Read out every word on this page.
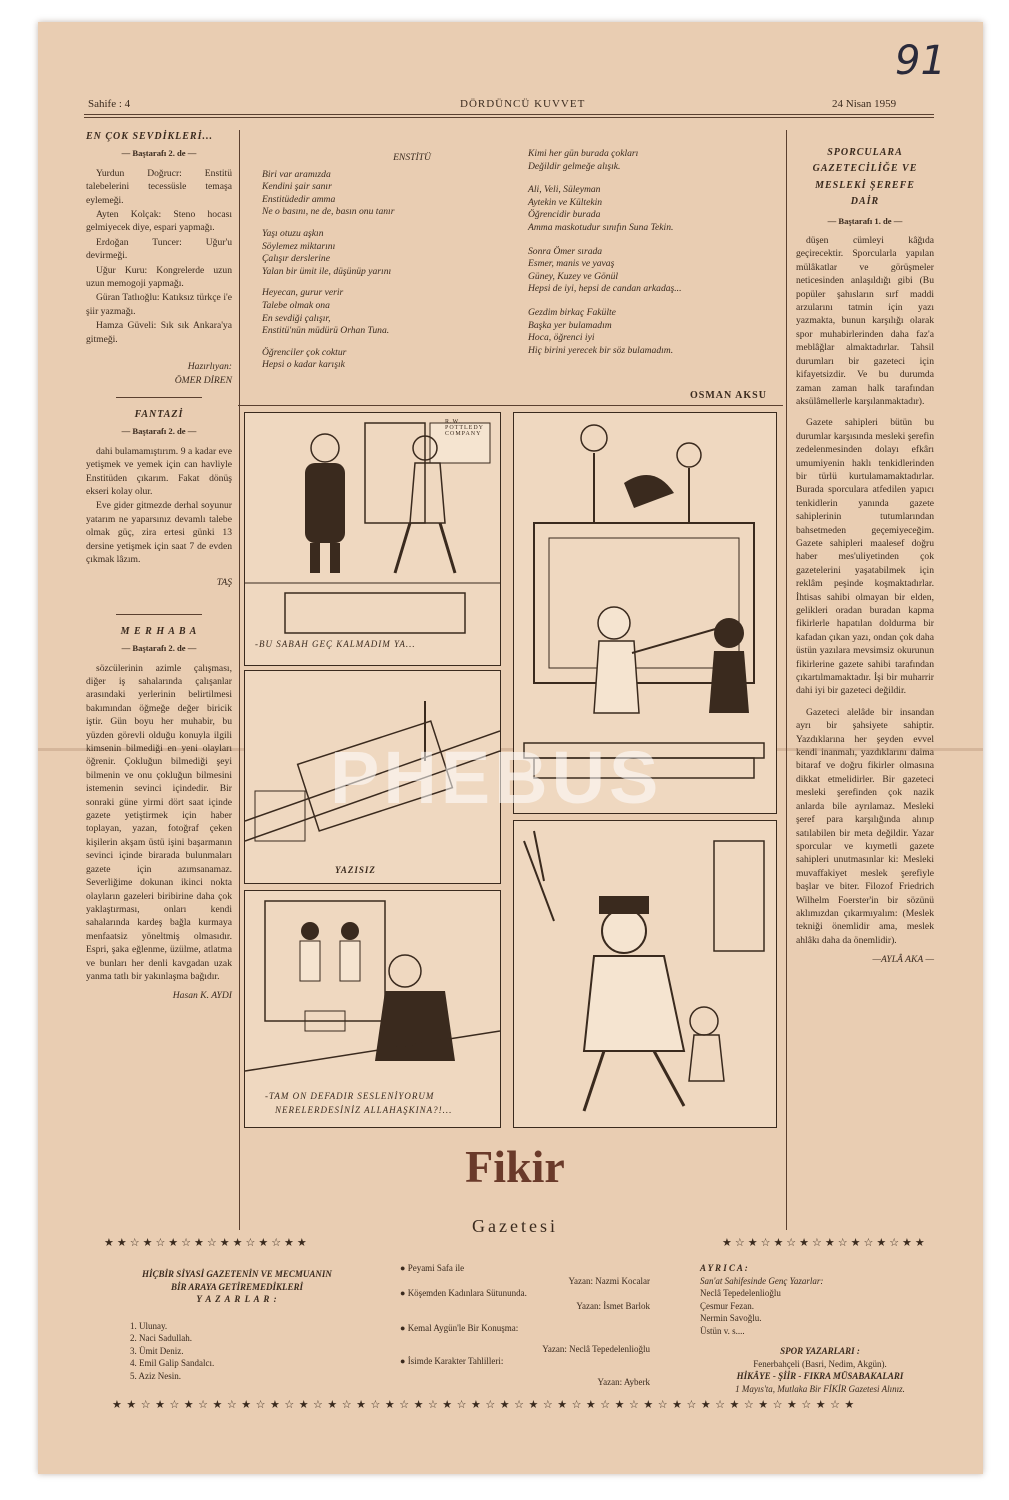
91
Sahife : 4	DÖRDÜNCÜ KUVVET	24 Nisan 1959
EN ÇOK SEVDİKLERİ...
— Baştarafı 2. de —

Yurdun Doğrucr: Enstitü talebelerini tecessüsle temaşa eylemeği.

Ayten Kolçak: Steno hocası gelmiyecek diye, espari yapmağı.

Erdoğan Tuncer: Uğur'u devirmeği.

Uğur Kuru: Kongrelerde uzun uzun memogoji yapmağı.

Güran Tatlıoğlu: Katıksız türkçe i'e şiir yazmağı.

Hamza Güveli: Sık sık Ankara'ya gitmeği.

Hazırlıyan:
ÖMER DİREN
FANTAZİ
— Baştarafı 2. de —

dahi bulamamıştırım. 9 a kadar eve yetişmek ve yemek için can havliyle Enstitüden çıkarım. Fakat dönüş ekseri kolay olur.

Eve gider gitmezde derhal soyunur yatarım ne yaparsınız devamlı talebe olmak güç, zira ertesi günki 13 dersine yetişmek için saat 7 de evden çıkmak lâzım.

TAŞ
M E R H A B A
— Baştarafı 2. de —

sözcülerinin azimle çalışması, diğer iş sahalarında çalışanlar arasındaki yerlerinin belirtilmesi bakımından öğmeğe değer biricik iştir. Gün boyu her muhabir, bu yüzden görevli olduğu konuyla ilgili kimsenin bilmediği en yeni olayları öğrenir. Çokluğun bilmediği şeyi bilmenin ve onu çokluğun bilmesini istemenin sevinci içindedir. Bir sonraki güne yirmi dört saat içinde gazete yetiştirmek için haber toplayan, yazan, fotoğraf çeken kişilerin akşam üstü işini başarmanın sevinci içinde birarada bulunmaları gazete için azımsanamaz. Severliğime dokunan ikinci nokta olayların gazeleri biribirine daha çok yaklaştırması, onları kendi sahalarında kardeş bağla kurmaya menfaatsiz yöneltmiş olmasıdır. Espri, şaka eğlenme, üzülme, atlatma ve bunları her denli kavgadan uzak yanma tatlı bir yakınlaşma bağıdır.

Hasan K. AYDI
ENSTİTÜ
Biri var aramızda
Kendini şair sanır
Enstitüdedir amma
Ne o basını, ne de, basın onu tanır
Yaşı otuzu aşkın
Söylemez miktarını
Çalışır derslerine
Yalan bir ümit ile, düşünüp yarını
Heyecan, gurur verir
Talebe olmak ona
En sevdiği çalışır,
Enstitü'nün müdürü Orhan Tuna.
Öğrenciler çok coktur
Hepsi o kadar karışık
Kimi her gün burada çokları
Değildir gelmeğe alışık.
Ali, Veli, Süleyman
Aytekin ve Kültekin
Öğrencidir burada
Amma maskotudur sınıfın Suna Tekin.
Sonra Ömer sırada
Esmer, manis ve yavaş
Güney, Kuzey ve Gönül
Hepsi de iyi, hepsi de candan arkadaş...
Gezdim birkaç Fakülte
Başka yer bulamadım
Hoca, öğrenci iyi
Hiç birini yerecek bir söz bulamadım.
OSMAN AKSU
R.W. POTTLEDY COMPANY
-BU SABAH GEÇ KALMADIM YA...
YAZISIZ
-TAM ON DEFADIR SESLENİYORUM
NERELERDESİNİZ ALLAHAŞKINA?!...
PHEBUS
SPORCULARA
GAZETECİLİĞE VE
MESLEKİ ŞEREFE
DAİR
— Baştarafı 1. de —

düşen cümleyi kâğıda geçirecektir. Sporcularla yapılan mülâkatlar ve görüşmeler neticesinden anlaşıldığı gibi (Bu popüler şahısların sırf maddi arzularını tatmin için yazı yazmakta, bunun karşılığı olarak spor muhabirlerinden daha faz'a meblâğlar almaktadırlar. Tahsil durumları bir gazeteci için kifayetsizdir. Ve bu durumda zaman zaman halk tarafından aksülâmellerle karşılanmaktadır).

Gazete sahipleri bütün bu durumlar karşısında mesleki şerefin zedelenmesinden dolayı efkârı umumiyenin haklı tenkidlerinden bir türlü kurtulamamaktadırlar. Burada sporculara atfedilen yapıcı tenkidlerin yanında gazete sahiplerinin tutumlarından bahsetmeden geçemiyeceğim. Gazete sahipleri maalesef doğru haber mes'uliyetinden çok gazetelerini yaşatabilmek için reklâm peşinde koşmaktadırlar. İhtisas sahibi olmayan bir elden, gelikleri oradan buradan kapma fikirlerle hapatılan doldurma bir kafadan çıkan yazı, ondan çok daha üstün yazılara mevsimsiz okurunun fikirlerine gazete sahibi tarafından çıkartılmamaktadır. İşi bir muharrir dahi iyi bir gazeteci değildir.

Gazeteci alelâde bir insandan ayrı bir şahsiyete sahiptir. Yazdıklarına her şeyden evvel kendi inanmalı, yazdıklarını daima bitaraf ve doğru fikirler olmasına dikkat etmelidirler. Bir gazeteci mesleki şerefinden çok nazik anlarda bile ayrılamaz. Mesleki şeref para karşılığında alınıp satılabilen bir meta değildir. Yazar sporcular ve kıymetli gazete sahipleri unutmasınlar ki: Mesleki muvaffakiyet meslek şerefiyle başlar ve biter. Filozof Friedrich Wilhelm Foerster'in bir sözünü aklımızdan çıkarmıyalım: (Meslek tekniği önemlidir ama, meslek ahlâkı daha da önemlidir).

—AYLÂ AKA —
Fikir
Gazetesi
★★☆★☆★☆★☆★★☆★☆★★	★☆★☆★☆★☆★☆★☆★☆★★
HİÇBİR SİYASİ GAZETENİN VE MECMUANIN
BİR ARAYA GETİREMEDİKLERİ
Y A Z A R L A R :
1. Ulunay.
2. Naci Sadullah.
3. Ümit Deniz.
4. Emil Galip Sandalcı.
5. Aziz Nesin.
● Peyami Safa ile
Yazan: Nazmi Kocalar
● Köşemden Kadınlara Sütununda.
Yazan: İsmet Barlok
● Kemal Aygün'le Bir Konuşma:
Yazan: Neclâ Tepedelenlioğlu
● İsimde Karakter Tahlilleri:
Yazan: Ayberk
A Y R I C A :
San'at Sahifesinde Genç Yazarlar:
Neclâ Tepedelenlioğlu
Çesmur Fezan.
Nermin Savoğlu.
Üstün v. s....
SPOR YAZARLARI :
Fenerbahçeli (Basri, Nedim, Akgün).
HİKÂYE - ŞİİR - FIKRA MÜSABAKALARI
1 Mayıs'ta, Mutlaka Bir FİKİR Gazetesi Alınız.
★★☆★☆★☆★☆★☆★☆★☆★☆★☆★☆★☆★☆★☆★☆★☆★☆★☆★☆★☆★☆★☆★☆★☆★☆★☆★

● **GIVEN PROBLEM**
Every line of text is to be repeated exactly; pictures are left out.

● **ANSWER TO THE EXERCISE**
Read out every word on this page.
91
Sahife : 4	DÖRDÜNCÜ KUVVET	24 Nisan 1959
EN ÇOK SEVDİKLERİ...
— Baştarafı 2. de —

Yurdun Doğrucr: Enstitü talebelerini tecessüsle temaşa eylemeği.

Ayten Kolçak: Steno hocası gelmiyecek diye, espari yapmağı.

Erdoğan Tuncer: Uğur'u devirmeği.

Uğur Kuru: Kongrelerde uzun uzun memogoji yapmağı.

Güran Tatlıoğlu: Katıksız türkçe i'e şiir yazmağı.

Hamza Güveli: Sık sık Ankara'ya gitmeği.

Hazırlıyan:
ÖMER DİREN
FANTAZİ
— Baştarafı 2. de —

dahi bulamamıştırım. 9 a kadar eve yetişmek ve yemek için can havliyle Enstitüden çıkarım. Fakat dönüş ekseri kolay olur.

Eve gider gitmezde derhal soyunur yatarım ne yaparsınız devamlı talebe olmak güç, zira ertesi günki 13 dersine yetişmek için saat 7 de evden çıkmak lâzım.

TAŞ
M E R H A B A
— Baştarafı 2. de —

sözcülerinin azimle çalışması, diğer iş sahalarında çalışanlar arasındaki yerlerinin belirtilmesi bakımından öğmeğe değer biricik iştir. Gün boyu her muhabir, bu yüzden görevli olduğu konuyla ilgili kimsenin bilmediği en yeni olayları öğrenir. Çokluğun bilmediği şeyi bilmenin ve onu çokluğun bilmesini istemenin sevinci içindedir. Bir sonraki güne yirmi dört saat içinde gazete yetiştirmek için haber toplayan, yazan, fotoğraf çeken kişilerin akşam üstü işini başarmanın sevinci içinde birarada bulunmaları gazete için azımsanamaz. Severliğime dokunan ikinci nokta olayların gazeleri biribirine daha çok yaklaştırması, onları kendi sahalarında kardeş bağla kurmaya menfaatsiz yöneltmiş olmasıdır. Espri, şaka eğlenme, üzülme, atlatma ve bunları her denli kavgadan uzak yanma tatlı bir yakınlaşma bağıdır.

Hasan K. AYDI
ENSTİTÜ
Biri var aramızda
Kendini şair sanır
Enstitüdedir amma
Ne o basını, ne de, basın onu tanır
Yaşı otuzu aşkın
Söylemez miktarını
Çalışır derslerine
Yalan bir ümit ile, düşünüp yarını
Heyecan, gurur verir
Talebe olmak ona
En sevdiği çalışır,
Enstitü'nün müdürü Orhan Tuna.
Öğrenciler çok coktur
Hepsi o kadar karışık
Kimi her gün burada çokları
Değildir gelmeğe alışık.
Ali, Veli, Süleyman
Aytekin ve Kültekin
Öğrencidir burada
Amma maskotudur sınıfın Suna Tekin.
Sonra Ömer sırada
Esmer, manis ve yavaş
Güney, Kuzey ve Gönül
Hepsi de iyi, hepsi de candan arkadaş...
Gezdim birkaç Fakülte
Başka yer bulamadım
Hoca, öğrenci iyi
Hiç birini yerecek bir söz bulamadım.
OSMAN AKSU
R.W. POTTLEDY COMPANY
-BU SABAH GEÇ KALMADIM YA...
YAZISIZ
-TAM ON DEFADIR SESLENİYORUM
NERELERDESİNİZ ALLAHAŞKINA?!...
PHEBUS
SPORCULARA
GAZETECİLİĞE VE
MESLEKİ ŞEREFE
DAİR
— Baştarafı 1. de —

düşen cümleyi kâğıda geçirecektir. Sporcularla yapılan mülâkatlar ve görüşmeler neticesinden anlaşıldığı gibi (Bu popüler şahısların sırf maddi arzularını tatmin için yazı yazmakta, bunun karşılığı olarak spor muhabirlerinden daha faz'a meblâğlar almaktadırlar. Tahsil durumları bir gazeteci için kifayetsizdir. Ve bu durumda zaman zaman halk tarafından aksülâmellerle karşılanmaktadır).

Gazete sahipleri bütün bu durumlar karşısında mesleki şerefin zedelenmesinden dolayı efkârı umumiyenin haklı tenkidlerinden bir türlü kurtulamamaktadırlar. Burada sporculara atfedilen yapıcı tenkidlerin yanında gazete sahiplerinin tutumlarından bahsetmeden geçemiyeceğim. Gazete sahipleri maalesef doğru haber mes'uliyetinden çok gazetelerini yaşatabilmek için reklâm peşinde koşmaktadırlar. İhtisas sahibi olmayan bir elden, gelikleri oradan buradan kapma fikirlerle hapatılan doldurma bir kafadan çıkan yazı, ondan çok daha üstün yazılara mevsimsiz okurunun fikirlerine gazete sahibi tarafından çıkartılmamaktadır. İşi bir muharrir dahi iyi bir gazeteci değildir.

Gazeteci alelâde bir insandan ayrı bir şahsiyete sahiptir. Yazdıklarına her şeyden evvel kendi inanmalı, yazdıklarını daima bitaraf ve doğru fikirler olmasına dikkat etmelidirler. Bir gazeteci mesleki şerefinden çok nazik anlarda bile ayrılamaz. Mesleki şeref para karşılığında alınıp satılabilen bir meta değildir. Yazar sporcular ve kıymetli gazete sahipleri unutmasınlar ki: Mesleki muvaffakiyet meslek şerefiyle başlar ve biter. Filozof Friedrich Wilhelm Foerster'in bir sözünü aklımızdan çıkarmıyalım: (Meslek tekniği önemlidir ama, meslek ahlâkı daha da önemlidir).

—AYLÂ AKA —
Fikir
Gazetesi
★★☆★☆★☆★☆★★☆★☆★★	★☆★☆★☆★☆★☆★☆★☆★★
HİÇBİR SİYASİ GAZETENİN VE MECMUANIN
BİR ARAYA GETİREMEDİKLERİ
Y A Z A R L A R :
1. Ulunay.
2. Naci Sadullah.
3. Ümit Deniz.
4. Emil Galip Sandalcı.
5. Aziz Nesin.
● Peyami Safa ile
Yazan: Nazmi Kocalar
● Köşemden Kadınlara Sütununda.
Yazan: İsmet Barlok
● Kemal Aygün'le Bir Konuşma:
Yazan: Neclâ Tepedelenlioğlu
● İsimde Karakter Tahlilleri:
Yazan: Ayberk
A Y R I C A :
San'at Sahifesinde Genç Yazarlar:
Neclâ Tepedelenlioğlu
Çesmur Fezan.
Nermin Savoğlu.
Üstün v. s....
SPOR YAZARLARI :
Fenerbahçeli (Basri, Nedim, Akgün).
HİKÂYE - ŞİİR - FIKRA MÜSABAKALARI
1 Mayıs'ta, Mutlaka Bir FİKİR Gazetesi Alınız.
★★☆★☆★☆★☆★☆★☆★☆★☆★☆★☆★☆★☆★☆★☆★☆★☆★☆★☆★☆★☆★☆★☆★☆★☆★☆★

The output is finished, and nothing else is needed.